What you have to do
Leaving out all images, write out the records that follow exactly.

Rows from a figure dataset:

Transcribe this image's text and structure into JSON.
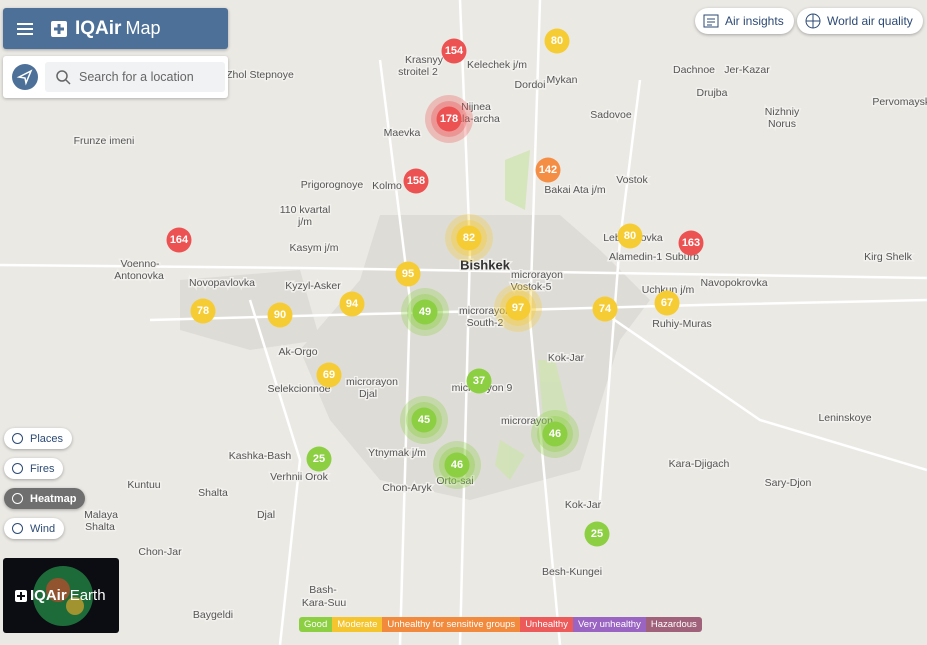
{
  "header": {
    "brand": "IQAir",
    "product": "Map"
  },
  "search": {
    "placeholder": "Search for a location"
  },
  "top_buttons": [
    "Air insights",
    "World air quality"
  ],
  "layers": [
    "Places",
    "Fires",
    "Heatmap",
    "Wind"
  ],
  "earth": {
    "brand": "IQAir",
    "product": "Earth"
  },
  "legend": [
    "Good",
    "Moderate",
    "Unhealthy for sensitive groups",
    "Unhealthy",
    "Very unhealthy",
    "Hazardous"
  ],
  "markers": [
    154,
    80,
    178,
    158,
    142,
    164,
    82,
    80,
    163,
    95,
    94,
    49,
    97,
    74,
    67,
    78,
    90,
    69,
    37,
    45,
    46,
    46,
    25,
    25
  ],
  "places": [
    "Zhol Stepnoye",
    "Krasnyy",
    "stroitel 2",
    "Kelechek j/m",
    "Mykan",
    "Dachnoe",
    "Jer-Kazar",
    "Dordoi",
    "Drujba",
    "Sadovoe",
    "Nizhniy",
    "Norus",
    "Pervomayskiy",
    "Nijnea",
    "ala-archa",
    "Maevka",
    "Frunze imeni",
    "Bakai Ata j/m",
    "Vostok",
    "Prigorognoye",
    "Kolmo",
    "110 kvartal",
    "j/m",
    "Kasym j/m",
    "Lebedinovka",
    "Alamedin-1 Suburb",
    "Kirg Shelk",
    "Voenno-",
    "Antonovka",
    "Novopavlovka",
    "Kyzyl-Asker",
    "Bishkek",
    "microrayon",
    "Vostok-5",
    "Navopokrovka",
    "Uchkun j/m",
    "microrayon",
    "South-2",
    "Ruhiy-Muras",
    "Ak-Orgo",
    "Kok-Jar",
    "microrayon",
    "Djal",
    "Selekcionnoe",
    "microrayon 9",
    "microrayon",
    "Leninskoye",
    "Kashka-Bash",
    "Ytnymak j/m",
    "Kara-Djigach",
    "Verhnii Orok",
    "Orto-sai",
    "Kuntuu",
    "Chon-Aryk",
    "Shalta",
    "Sary-Djon",
    "Kok-Jar",
    "Malaya",
    "Shalta",
    "Djal",
    "Chon-Jar",
    "Besh-Kungei",
    "Bash-",
    "Kara-Suu",
    "Baygeldi"
  ]
}
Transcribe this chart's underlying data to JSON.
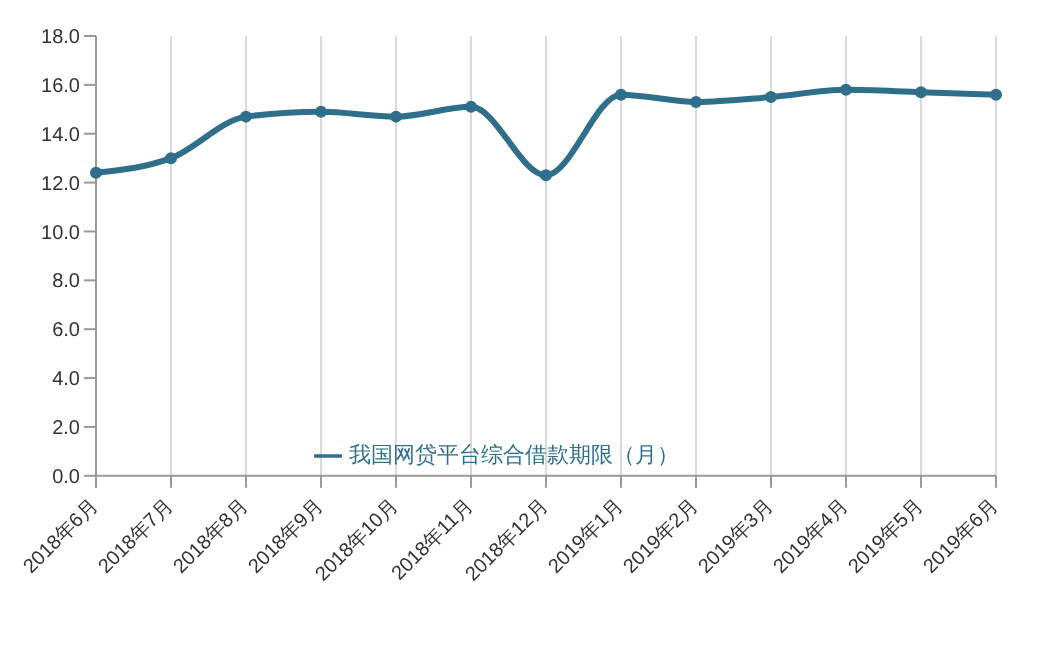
{
  "chart_data": {
    "type": "line",
    "categories": [
      "2018年6月",
      "2018年7月",
      "2018年8月",
      "2018年9月",
      "2018年10月",
      "2018年11月",
      "2018年12月",
      "2019年1月",
      "2019年2月",
      "2019年3月",
      "2019年4月",
      "2019年5月",
      "2019年6月"
    ],
    "series": [
      {
        "name": "我国网贷平台综合借款期限（月）",
        "color": "#2f6f8a",
        "values": [
          12.4,
          13.0,
          14.7,
          14.9,
          14.7,
          15.1,
          12.3,
          15.6,
          15.3,
          15.5,
          15.8,
          15.7,
          15.6
        ]
      }
    ],
    "ylim": [
      0,
      18
    ],
    "yticks": [
      {
        "value": 0,
        "label": "0.0"
      },
      {
        "value": 2,
        "label": "2.0"
      },
      {
        "value": 4,
        "label": "4.0"
      },
      {
        "value": 6,
        "label": "6.0"
      },
      {
        "value": 8,
        "label": "8.0"
      },
      {
        "value": 10,
        "label": "10.0"
      },
      {
        "value": 12,
        "label": "12.0"
      },
      {
        "value": 14,
        "label": "14.0"
      },
      {
        "value": 16,
        "label": "16.0"
      },
      {
        "value": 18,
        "label": "18.0"
      }
    ],
    "grid": "x",
    "legend": "bottom",
    "marker": "circle",
    "line_style": "solid"
  }
}
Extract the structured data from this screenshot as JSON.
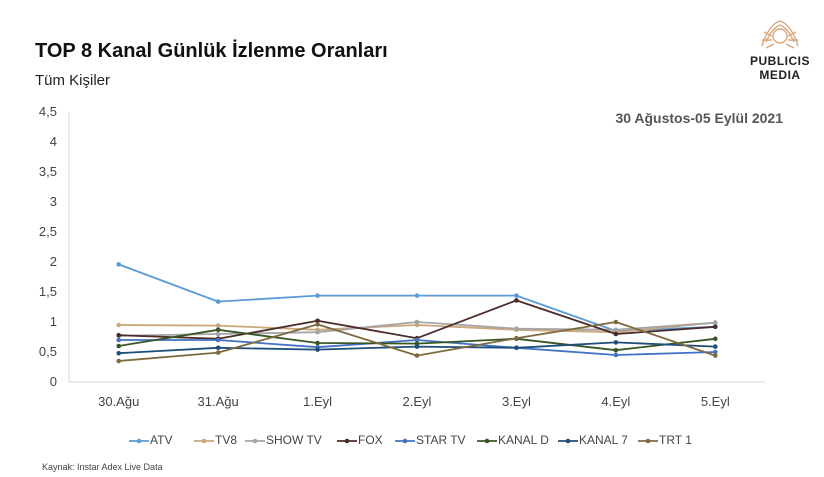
{
  "header": {
    "title": "TOP 8 Kanal Günlük İzlenme Oranları",
    "subtitle": "Tüm Kişiler"
  },
  "logo": {
    "line1": "PUBLICIS",
    "line2": "MEDIA",
    "color": "#d8a77a"
  },
  "date_range": "30 Ağustos-05 Eylül 2021",
  "source": "Kaynak: Instar  Adex Live Data",
  "chart_data": {
    "type": "line",
    "categories": [
      "30.Ağu",
      "31.Ağu",
      "1.Eyl",
      "2.Eyl",
      "3.Eyl",
      "4.Eyl",
      "5.Eyl"
    ],
    "ylim": [
      0,
      4.5
    ],
    "yticks": [
      "0",
      "0,5",
      "1",
      "1,5",
      "2",
      "2,5",
      "3",
      "3,5",
      "4",
      "4,5"
    ],
    "grid": false,
    "legend_position": "bottom",
    "series": [
      {
        "name": "ATV",
        "color": "#5b9bd5",
        "values": [
          1.96,
          1.34,
          1.44,
          1.44,
          1.44,
          0.85,
          0.92
        ]
      },
      {
        "name": "TV8",
        "color": "#c9a77a",
        "values": [
          0.95,
          0.94,
          0.87,
          0.95,
          0.87,
          0.83,
          0.99
        ]
      },
      {
        "name": "SHOW TV",
        "color": "#a5a5a5",
        "values": [
          0.77,
          0.8,
          0.83,
          1.0,
          0.89,
          0.87,
          0.99
        ]
      },
      {
        "name": "FOX",
        "color": "#4a2c2a",
        "values": [
          0.78,
          0.72,
          1.02,
          0.73,
          1.36,
          0.8,
          0.92
        ]
      },
      {
        "name": "STAR TV",
        "color": "#4472c4",
        "values": [
          0.7,
          0.7,
          0.58,
          0.7,
          0.57,
          0.45,
          0.5
        ]
      },
      {
        "name": "KANAL D",
        "color": "#375623",
        "values": [
          0.6,
          0.87,
          0.65,
          0.64,
          0.72,
          0.53,
          0.72
        ]
      },
      {
        "name": "KANAL 7",
        "color": "#1f4e79",
        "values": [
          0.48,
          0.57,
          0.54,
          0.59,
          0.57,
          0.66,
          0.59
        ]
      },
      {
        "name": "TRT 1",
        "color": "#7f6a3f",
        "values": [
          0.35,
          0.49,
          0.96,
          0.44,
          0.73,
          1.0,
          0.44
        ]
      }
    ]
  }
}
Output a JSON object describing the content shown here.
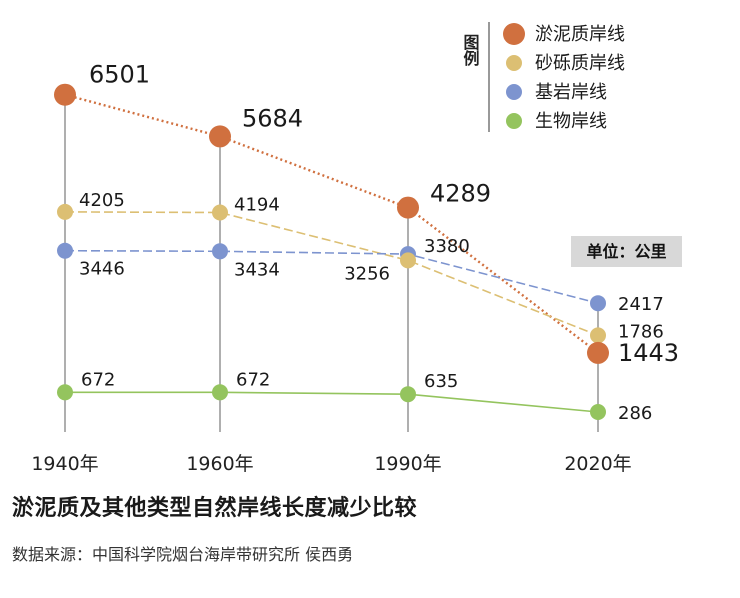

Response to the task
Transcribe this image's text and structure into JSON.
{
  "header": {
    "brand": "IQAir",
    "product": "Map"
  },
  "search": {
    "placeholder": "Search for a location"
  },
  "top_buttons": [
    "Air insights",
    "World air quality"
  ],
  "layers": [
    "Places",
    "Fires",
    "Heatmap",
    "Wind"
  ],
  "earth": {
    "brand": "IQAir",
    "product": "Earth"
  },
  "legend": [
    "Good",
    "Moderate",
    "Unhealthy for sensitive groups",
    "Unhealthy",
    "Very unhealthy",
    "Hazardous"
  ],
  "markers": [
    154,
    80,
    178,
    158,
    142,
    164,
    82,
    80,
    163,
    95,
    94,
    49,
    97,
    74,
    67,
    78,
    90,
    69,
    37,
    45,
    46,
    46,
    25,
    25
  ],
  "places": [
    "Zhol Stepnoye",
    "Krasnyy",
    "stroitel 2",
    "Kelechek j/m",
    "Mykan",
    "Dachnoe",
    "Jer-Kazar",
    "Dordoi",
    "Drujba",
    "Sadovoe",
    "Nizhniy",
    "Norus",
    "Pervomayskiy",
    "Nijnea",
    "ala-archa",
    "Maevka",
    "Frunze imeni",
    "Bakai Ata j/m",
    "Vostok",
    "Prigorognoye",
    "Kolmo",
    "110 kvartal",
    "j/m",
    "Kasym j/m",
    "Lebedinovka",
    "Alamedin-1 Suburb",
    "Kirg Shelk",
    "Voenno-",
    "Antonovka",
    "Novopavlovka",
    "Kyzyl-Asker",
    "Bishkek",
    "microrayon",
    "Vostok-5",
    "Navopokrovka",
    "Uchkun j/m",
    "microrayon",
    "South-2",
    "Ruhiy-Muras",
    "Ak-Orgo",
    "Kok-Jar",
    "microrayon",
    "Djal",
    "Selekcionnoe",
    "microrayon 9",
    "microrayon",
    "Leninskoye",
    "Kashka-Bash",
    "Ytnymak j/m",
    "Kara-Djigach",
    "Verhnii Orok",
    "Orto-sai",
    "Kuntuu",
    "Chon-Aryk",
    "Shalta",
    "Sary-Djon",
    "Kok-Jar",
    "Malaya",
    "Shalta",
    "Djal",
    "Chon-Jar",
    "Besh-Kungei",
    "Bash-",
    "Kara-Suu",
    "Baygeldi"
  ]
}
Transcribe this chart's underlying data to JSON.
{
  "chart_data": {
    "type": "line",
    "categories": [
      "2018年6月",
      "2018年7月",
      "2018年8月",
      "2018年9月",
      "2018年10月",
      "2018年11月",
      "2018年12月",
      "2019年1月",
      "2019年2月",
      "2019年3月",
      "2019年4月",
      "2019年5月",
      "2019年6月"
    ],
    "series": [
      {
        "name": "我国网贷平台综合借款期限（月）",
        "color": "#2f6f8a",
        "values": [
          12.4,
          13.0,
          14.7,
          14.9,
          14.7,
          15.1,
          12.3,
          15.6,
          15.3,
          15.5,
          15.8,
          15.7,
          15.6
        ]
      }
    ],
    "ylim": [
      0,
      18
    ],
    "yticks": [
      {
        "value": 0,
        "label": "0.0"
      },
      {
        "value": 2,
        "label": "2.0"
      },
      {
        "value": 4,
        "label": "4.0"
      },
      {
        "value": 6,
        "label": "6.0"
      },
      {
        "value": 8,
        "label": "8.0"
      },
      {
        "value": 10,
        "label": "10.0"
      },
      {
        "value": 12,
        "label": "12.0"
      },
      {
        "value": 14,
        "label": "14.0"
      },
      {
        "value": 16,
        "label": "16.0"
      },
      {
        "value": 18,
        "label": "18.0"
      }
    ],
    "grid": "x",
    "legend": "bottom",
    "marker": "circle",
    "line_style": "solid"
  }
}
Extract the structured data from this screenshot as JSON.
{
  "header": {
    "title": "TOP 8 Kanal Günlük İzlenme Oranları",
    "subtitle": "Tüm Kişiler"
  },
  "logo": {
    "line1": "PUBLICIS",
    "line2": "MEDIA",
    "color": "#d8a77a"
  },
  "date_range": "30 Ağustos-05 Eylül 2021",
  "source": "Kaynak: Instar  Adex Live Data",
  "chart_data": {
    "type": "line",
    "categories": [
      "30.Ağu",
      "31.Ağu",
      "1.Eyl",
      "2.Eyl",
      "3.Eyl",
      "4.Eyl",
      "5.Eyl"
    ],
    "ylim": [
      0,
      4.5
    ],
    "yticks": [
      "0",
      "0,5",
      "1",
      "1,5",
      "2",
      "2,5",
      "3",
      "3,5",
      "4",
      "4,5"
    ],
    "grid": false,
    "legend_position": "bottom",
    "series": [
      {
        "name": "ATV",
        "color": "#5b9bd5",
        "values": [
          1.96,
          1.34,
          1.44,
          1.44,
          1.44,
          0.85,
          0.92
        ]
      },
      {
        "name": "TV8",
        "color": "#c9a77a",
        "values": [
          0.95,
          0.94,
          0.87,
          0.95,
          0.87,
          0.83,
          0.99
        ]
      },
      {
        "name": "SHOW TV",
        "color": "#a5a5a5",
        "values": [
          0.77,
          0.8,
          0.83,
          1.0,
          0.89,
          0.87,
          0.99
        ]
      },
      {
        "name": "FOX",
        "color": "#4a2c2a",
        "values": [
          0.78,
          0.72,
          1.02,
          0.73,
          1.36,
          0.8,
          0.92
        ]
      },
      {
        "name": "STAR TV",
        "color": "#4472c4",
        "values": [
          0.7,
          0.7,
          0.58,
          0.7,
          0.57,
          0.45,
          0.5
        ]
      },
      {
        "name": "KANAL D",
        "color": "#375623",
        "values": [
          0.6,
          0.87,
          0.65,
          0.64,
          0.72,
          0.53,
          0.72
        ]
      },
      {
        "name": "KANAL 7",
        "color": "#1f4e79",
        "values": [
          0.48,
          0.57,
          0.54,
          0.59,
          0.57,
          0.66,
          0.59
        ]
      },
      {
        "name": "TRT 1",
        "color": "#7f6a3f",
        "values": [
          0.35,
          0.49,
          0.96,
          0.44,
          0.73,
          1.0,
          0.44
        ]
      }
    ]
  }
}
Output a JSON object describing the content shown here.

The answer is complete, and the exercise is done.